REQUEST: Would you write out the listing verbatim and skip every picture in it?

DATA RECORDS:
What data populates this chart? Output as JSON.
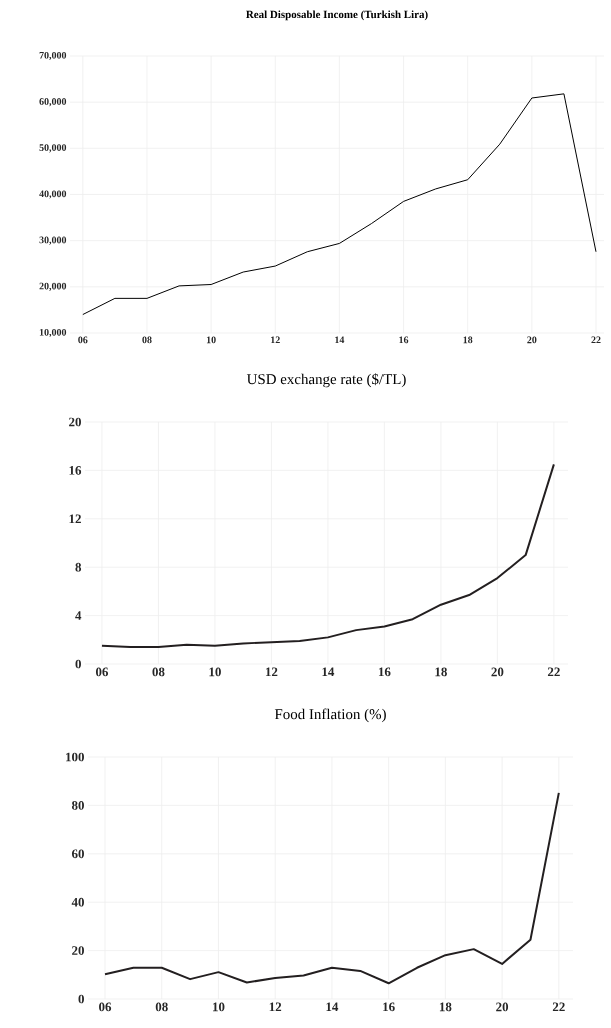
{
  "chart_data": [
    {
      "type": "line",
      "title": "Real Disposable Income (Turkish Lira)",
      "x": [
        2006,
        2007,
        2008,
        2009,
        2010,
        2011,
        2012,
        2013,
        2014,
        2015,
        2016,
        2017,
        2018,
        2019,
        2020,
        2021,
        2022
      ],
      "series": [
        {
          "color": "#000000",
          "values": [
            14000,
            17500,
            17500,
            20200,
            20500,
            23200,
            24500,
            27600,
            29400,
            33700,
            38500,
            41200,
            43200,
            50900,
            60900,
            61800,
            27600
          ]
        }
      ],
      "xlim": [
        2005.6,
        2022.25
      ],
      "ylim": [
        10000,
        70000
      ],
      "xticks": [
        {
          "value": 2006,
          "label": "06"
        },
        {
          "value": 2008,
          "label": "08"
        },
        {
          "value": 2010,
          "label": "10"
        },
        {
          "value": 2012,
          "label": "12"
        },
        {
          "value": 2014,
          "label": "14"
        },
        {
          "value": 2016,
          "label": "16"
        },
        {
          "value": 2018,
          "label": "18"
        },
        {
          "value": 2020,
          "label": "20"
        },
        {
          "value": 2022,
          "label": "22"
        }
      ],
      "yticks": [
        {
          "value": 10000,
          "label": "10,000"
        },
        {
          "value": 20000,
          "label": "20,000"
        },
        {
          "value": 30000,
          "label": "30,000"
        },
        {
          "value": 40000,
          "label": "40,000"
        },
        {
          "value": 50000,
          "label": "50,000"
        },
        {
          "value": 60000,
          "label": "60,000"
        },
        {
          "value": 70000,
          "label": "70,000"
        }
      ],
      "grid": true,
      "line_style": "solid"
    },
    {
      "type": "line",
      "title": "USD exchange rate ($/TL)",
      "x": [
        2006,
        2007,
        2008,
        2009,
        2010,
        2011,
        2012,
        2013,
        2014,
        2015,
        2016,
        2017,
        2018,
        2019,
        2020,
        2021,
        2022
      ],
      "series": [
        {
          "color": "#231f20",
          "values": [
            1.5,
            1.4,
            1.4,
            1.6,
            1.5,
            1.7,
            1.8,
            1.9,
            2.2,
            2.8,
            3.1,
            3.7,
            4.9,
            5.7,
            7.1,
            9.0,
            16.5
          ]
        }
      ],
      "xlim": [
        2005.4,
        2022.5
      ],
      "ylim": [
        0,
        20
      ],
      "xticks": [
        {
          "value": 2006,
          "label": "06"
        },
        {
          "value": 2008,
          "label": "08"
        },
        {
          "value": 2010,
          "label": "10"
        },
        {
          "value": 2012,
          "label": "12"
        },
        {
          "value": 2014,
          "label": "14"
        },
        {
          "value": 2016,
          "label": "16"
        },
        {
          "value": 2018,
          "label": "18"
        },
        {
          "value": 2020,
          "label": "20"
        },
        {
          "value": 2022,
          "label": "22"
        }
      ],
      "yticks": [
        0,
        4,
        8,
        12,
        16,
        20
      ],
      "grid": true,
      "line_style": "solid"
    },
    {
      "type": "line",
      "title": "Food Inflation (%)",
      "x": [
        2006,
        2007,
        2008,
        2009,
        2010,
        2011,
        2012,
        2013,
        2014,
        2015,
        2016,
        2017,
        2018,
        2019,
        2020,
        2021,
        2022
      ],
      "series": [
        {
          "color": "#231f20",
          "values": [
            10.2,
            12.9,
            12.9,
            8.2,
            11.1,
            6.8,
            8.7,
            9.7,
            12.9,
            11.6,
            6.5,
            12.9,
            18.1,
            20.6,
            14.5,
            24.5,
            85.2
          ]
        }
      ],
      "xlim": [
        2005.4,
        2022.5
      ],
      "ylim": [
        0,
        100
      ],
      "xticks": [
        {
          "value": 2006,
          "label": "06"
        },
        {
          "value": 2008,
          "label": "08"
        },
        {
          "value": 2010,
          "label": "10"
        },
        {
          "value": 2012,
          "label": "12"
        },
        {
          "value": 2014,
          "label": "14"
        },
        {
          "value": 2016,
          "label": "16"
        },
        {
          "value": 2018,
          "label": "18"
        },
        {
          "value": 2020,
          "label": "20"
        },
        {
          "value": 2022,
          "label": "22"
        }
      ],
      "yticks": [
        0,
        20,
        40,
        60,
        80,
        100
      ],
      "grid": true,
      "line_style": "solid"
    }
  ]
}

ANSWER TO THIS PROBLEM:
What data populates this chart? Output as JSON.
{
  "chart_data": [
    {
      "type": "line",
      "title": "Real Disposable Income (Turkish Lira)",
      "x": [
        2006,
        2007,
        2008,
        2009,
        2010,
        2011,
        2012,
        2013,
        2014,
        2015,
        2016,
        2017,
        2018,
        2019,
        2020,
        2021,
        2022
      ],
      "series": [
        {
          "color": "#000000",
          "values": [
            14000,
            17500,
            17500,
            20200,
            20500,
            23200,
            24500,
            27600,
            29400,
            33700,
            38500,
            41200,
            43200,
            50900,
            60900,
            61800,
            27600
          ]
        }
      ],
      "xlim": [
        2005.6,
        2022.25
      ],
      "ylim": [
        10000,
        70000
      ],
      "xticks": [
        {
          "value": 2006,
          "label": "06"
        },
        {
          "value": 2008,
          "label": "08"
        },
        {
          "value": 2010,
          "label": "10"
        },
        {
          "value": 2012,
          "label": "12"
        },
        {
          "value": 2014,
          "label": "14"
        },
        {
          "value": 2016,
          "label": "16"
        },
        {
          "value": 2018,
          "label": "18"
        },
        {
          "value": 2020,
          "label": "20"
        },
        {
          "value": 2022,
          "label": "22"
        }
      ],
      "yticks": [
        {
          "value": 10000,
          "label": "10,000"
        },
        {
          "value": 20000,
          "label": "20,000"
        },
        {
          "value": 30000,
          "label": "30,000"
        },
        {
          "value": 40000,
          "label": "40,000"
        },
        {
          "value": 50000,
          "label": "50,000"
        },
        {
          "value": 60000,
          "label": "60,000"
        },
        {
          "value": 70000,
          "label": "70,000"
        }
      ],
      "grid": true,
      "line_style": "solid"
    },
    {
      "type": "line",
      "title": "USD exchange rate ($/TL)",
      "x": [
        2006,
        2007,
        2008,
        2009,
        2010,
        2011,
        2012,
        2013,
        2014,
        2015,
        2016,
        2017,
        2018,
        2019,
        2020,
        2021,
        2022
      ],
      "series": [
        {
          "color": "#231f20",
          "values": [
            1.5,
            1.4,
            1.4,
            1.6,
            1.5,
            1.7,
            1.8,
            1.9,
            2.2,
            2.8,
            3.1,
            3.7,
            4.9,
            5.7,
            7.1,
            9.0,
            16.5
          ]
        }
      ],
      "xlim": [
        2005.4,
        2022.5
      ],
      "ylim": [
        0,
        20
      ],
      "xticks": [
        {
          "value": 2006,
          "label": "06"
        },
        {
          "value": 2008,
          "label": "08"
        },
        {
          "value": 2010,
          "label": "10"
        },
        {
          "value": 2012,
          "label": "12"
        },
        {
          "value": 2014,
          "label": "14"
        },
        {
          "value": 2016,
          "label": "16"
        },
        {
          "value": 2018,
          "label": "18"
        },
        {
          "value": 2020,
          "label": "20"
        },
        {
          "value": 2022,
          "label": "22"
        }
      ],
      "yticks": [
        0,
        4,
        8,
        12,
        16,
        20
      ],
      "grid": true,
      "line_style": "solid"
    },
    {
      "type": "line",
      "title": "Food Inflation (%)",
      "x": [
        2006,
        2007,
        2008,
        2009,
        2010,
        2011,
        2012,
        2013,
        2014,
        2015,
        2016,
        2017,
        2018,
        2019,
        2020,
        2021,
        2022
      ],
      "series": [
        {
          "color": "#231f20",
          "values": [
            10.2,
            12.9,
            12.9,
            8.2,
            11.1,
            6.8,
            8.7,
            9.7,
            12.9,
            11.6,
            6.5,
            12.9,
            18.1,
            20.6,
            14.5,
            24.5,
            85.2
          ]
        }
      ],
      "xlim": [
        2005.4,
        2022.5
      ],
      "ylim": [
        0,
        100
      ],
      "xticks": [
        {
          "value": 2006,
          "label": "06"
        },
        {
          "value": 2008,
          "label": "08"
        },
        {
          "value": 2010,
          "label": "10"
        },
        {
          "value": 2012,
          "label": "12"
        },
        {
          "value": 2014,
          "label": "14"
        },
        {
          "value": 2016,
          "label": "16"
        },
        {
          "value": 2018,
          "label": "18"
        },
        {
          "value": 2020,
          "label": "20"
        },
        {
          "value": 2022,
          "label": "22"
        }
      ],
      "yticks": [
        0,
        20,
        40,
        60,
        80,
        100
      ],
      "grid": true,
      "line_style": "solid"
    }
  ]
}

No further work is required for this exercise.